- Short problem
For this exercise, copy out each line of the material below that includes "гражданина".

- Data supplied
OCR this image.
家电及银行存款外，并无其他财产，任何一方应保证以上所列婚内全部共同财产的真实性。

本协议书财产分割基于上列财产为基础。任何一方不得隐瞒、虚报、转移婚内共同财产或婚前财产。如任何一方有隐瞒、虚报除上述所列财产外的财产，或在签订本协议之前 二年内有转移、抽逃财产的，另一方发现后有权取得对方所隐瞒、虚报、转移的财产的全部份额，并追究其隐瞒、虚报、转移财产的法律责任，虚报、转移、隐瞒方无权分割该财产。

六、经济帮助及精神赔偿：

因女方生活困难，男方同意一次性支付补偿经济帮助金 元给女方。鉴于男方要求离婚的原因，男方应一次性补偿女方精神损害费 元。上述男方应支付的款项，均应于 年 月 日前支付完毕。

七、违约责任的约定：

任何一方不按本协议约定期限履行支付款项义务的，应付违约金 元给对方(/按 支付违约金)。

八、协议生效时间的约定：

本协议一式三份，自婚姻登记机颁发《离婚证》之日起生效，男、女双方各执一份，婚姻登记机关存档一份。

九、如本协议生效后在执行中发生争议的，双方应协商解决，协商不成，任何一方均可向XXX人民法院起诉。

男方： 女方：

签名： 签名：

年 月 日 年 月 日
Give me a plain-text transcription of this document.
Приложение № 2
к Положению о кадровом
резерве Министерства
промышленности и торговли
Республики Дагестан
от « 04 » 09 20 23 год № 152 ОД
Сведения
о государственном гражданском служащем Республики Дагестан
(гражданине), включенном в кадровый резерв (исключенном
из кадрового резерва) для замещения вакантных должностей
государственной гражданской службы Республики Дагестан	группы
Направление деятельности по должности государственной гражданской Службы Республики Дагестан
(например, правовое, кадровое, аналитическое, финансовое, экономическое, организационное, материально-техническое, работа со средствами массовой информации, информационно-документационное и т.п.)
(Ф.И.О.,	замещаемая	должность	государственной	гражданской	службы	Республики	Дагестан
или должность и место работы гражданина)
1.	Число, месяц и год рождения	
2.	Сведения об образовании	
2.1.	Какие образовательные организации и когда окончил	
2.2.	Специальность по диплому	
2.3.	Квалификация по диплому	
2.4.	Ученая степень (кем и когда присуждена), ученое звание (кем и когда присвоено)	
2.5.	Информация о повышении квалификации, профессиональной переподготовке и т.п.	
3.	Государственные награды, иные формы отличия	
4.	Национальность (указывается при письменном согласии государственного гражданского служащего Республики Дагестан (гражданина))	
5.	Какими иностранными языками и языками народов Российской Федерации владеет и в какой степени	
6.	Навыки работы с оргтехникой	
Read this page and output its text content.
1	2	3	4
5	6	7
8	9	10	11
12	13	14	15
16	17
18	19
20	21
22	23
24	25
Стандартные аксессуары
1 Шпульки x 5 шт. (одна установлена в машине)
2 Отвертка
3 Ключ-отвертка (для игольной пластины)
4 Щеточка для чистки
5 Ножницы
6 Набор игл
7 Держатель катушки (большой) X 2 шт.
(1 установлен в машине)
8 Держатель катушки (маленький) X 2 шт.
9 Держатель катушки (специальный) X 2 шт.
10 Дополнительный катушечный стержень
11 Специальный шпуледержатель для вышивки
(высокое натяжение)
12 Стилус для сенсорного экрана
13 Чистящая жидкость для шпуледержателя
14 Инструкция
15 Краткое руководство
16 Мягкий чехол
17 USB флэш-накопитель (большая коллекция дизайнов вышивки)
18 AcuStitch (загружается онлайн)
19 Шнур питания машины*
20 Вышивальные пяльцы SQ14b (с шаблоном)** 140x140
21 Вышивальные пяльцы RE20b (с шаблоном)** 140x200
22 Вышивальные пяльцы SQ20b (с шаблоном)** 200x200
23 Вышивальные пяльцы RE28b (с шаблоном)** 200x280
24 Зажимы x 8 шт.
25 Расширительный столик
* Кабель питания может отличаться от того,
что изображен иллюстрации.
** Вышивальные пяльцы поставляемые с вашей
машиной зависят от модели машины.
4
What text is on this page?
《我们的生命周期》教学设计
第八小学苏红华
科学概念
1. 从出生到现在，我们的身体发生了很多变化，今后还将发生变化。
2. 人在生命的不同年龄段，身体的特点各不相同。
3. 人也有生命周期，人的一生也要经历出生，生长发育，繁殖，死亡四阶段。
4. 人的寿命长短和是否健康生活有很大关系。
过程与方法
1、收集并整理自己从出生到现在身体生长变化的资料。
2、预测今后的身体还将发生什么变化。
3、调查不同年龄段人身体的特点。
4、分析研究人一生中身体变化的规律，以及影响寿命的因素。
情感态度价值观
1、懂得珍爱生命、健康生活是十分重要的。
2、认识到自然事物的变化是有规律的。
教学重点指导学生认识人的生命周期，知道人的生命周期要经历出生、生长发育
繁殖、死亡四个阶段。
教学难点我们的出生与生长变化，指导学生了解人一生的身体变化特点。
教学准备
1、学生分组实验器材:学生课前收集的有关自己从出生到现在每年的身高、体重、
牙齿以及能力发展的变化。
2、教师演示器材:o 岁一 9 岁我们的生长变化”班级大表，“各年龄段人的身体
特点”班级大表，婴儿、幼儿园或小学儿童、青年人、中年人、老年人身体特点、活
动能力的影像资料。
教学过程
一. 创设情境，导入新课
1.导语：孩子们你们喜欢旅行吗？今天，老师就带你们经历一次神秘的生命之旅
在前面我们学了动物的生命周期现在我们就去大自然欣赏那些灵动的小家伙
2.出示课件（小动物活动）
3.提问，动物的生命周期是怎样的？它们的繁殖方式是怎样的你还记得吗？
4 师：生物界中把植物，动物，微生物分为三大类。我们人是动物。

- Result of this task
или должность и место работы гражданина)
4.	Национальность (указывается при письменном согласии государственного гражданского служащего Республики Дагестан (гражданина))	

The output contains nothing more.